WHAT TO WORK ON - Skip any picture you find and retype all the remaining lines exactly.

DATA FOR THIS EXERCISE -

*****

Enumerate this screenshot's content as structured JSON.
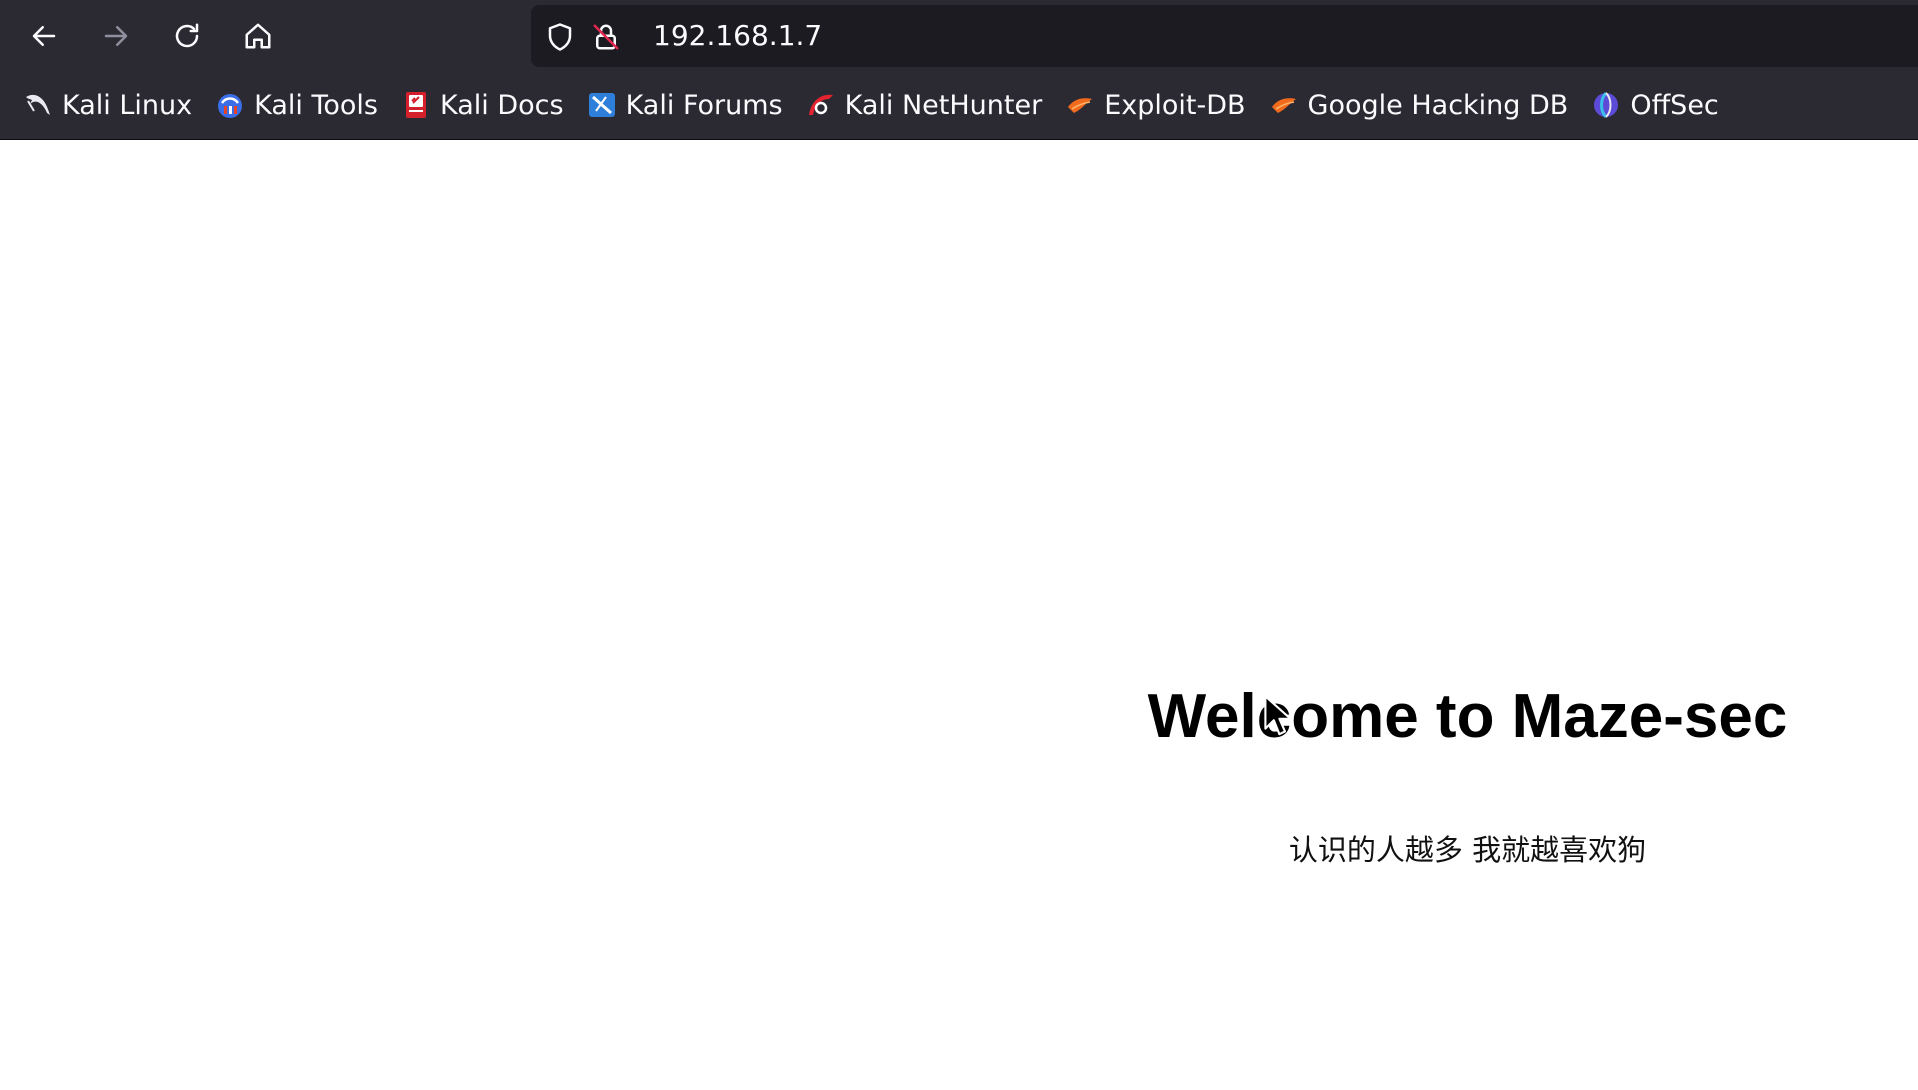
{
  "browser": {
    "url": "192.168.1.7",
    "colors": {
      "chrome": "#2b2a33",
      "urlbar": "#1c1b22",
      "text": "#fbfbfe"
    }
  },
  "bookmarks": [
    {
      "label": "Kali Linux",
      "icon": "kali-dragon-icon"
    },
    {
      "label": "Kali Tools",
      "icon": "kali-tools-icon"
    },
    {
      "label": "Kali Docs",
      "icon": "kali-docs-icon"
    },
    {
      "label": "Kali Forums",
      "icon": "kali-forums-icon"
    },
    {
      "label": "Kali NetHunter",
      "icon": "kali-nethunter-icon"
    },
    {
      "label": "Exploit-DB",
      "icon": "exploit-db-icon"
    },
    {
      "label": "Google Hacking DB",
      "icon": "google-hacking-db-icon"
    },
    {
      "label": "OffSec",
      "icon": "offsec-icon"
    }
  ],
  "page": {
    "title": "Welcome to Maze-sec",
    "subtitle": "认识的人越多 我就越喜欢狗"
  }
}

*****

THE REPLY -
Enumerate this screenshot's content as structured JSON.
{
  "browser": {
    "url": "192.168.1.7",
    "colors": {
      "chrome": "#2b2a33",
      "urlbar": "#1c1b22",
      "text": "#fbfbfe"
    }
  },
  "bookmarks": [
    {
      "label": "Kali Linux",
      "icon": "kali-dragon-icon"
    },
    {
      "label": "Kali Tools",
      "icon": "kali-tools-icon"
    },
    {
      "label": "Kali Docs",
      "icon": "kali-docs-icon"
    },
    {
      "label": "Kali Forums",
      "icon": "kali-forums-icon"
    },
    {
      "label": "Kali NetHunter",
      "icon": "kali-nethunter-icon"
    },
    {
      "label": "Exploit-DB",
      "icon": "exploit-db-icon"
    },
    {
      "label": "Google Hacking DB",
      "icon": "google-hacking-db-icon"
    },
    {
      "label": "OffSec",
      "icon": "offsec-icon"
    }
  ],
  "page": {
    "title": "Welcome to Maze-sec",
    "subtitle": "认识的人越多 我就越喜欢狗"
  }
}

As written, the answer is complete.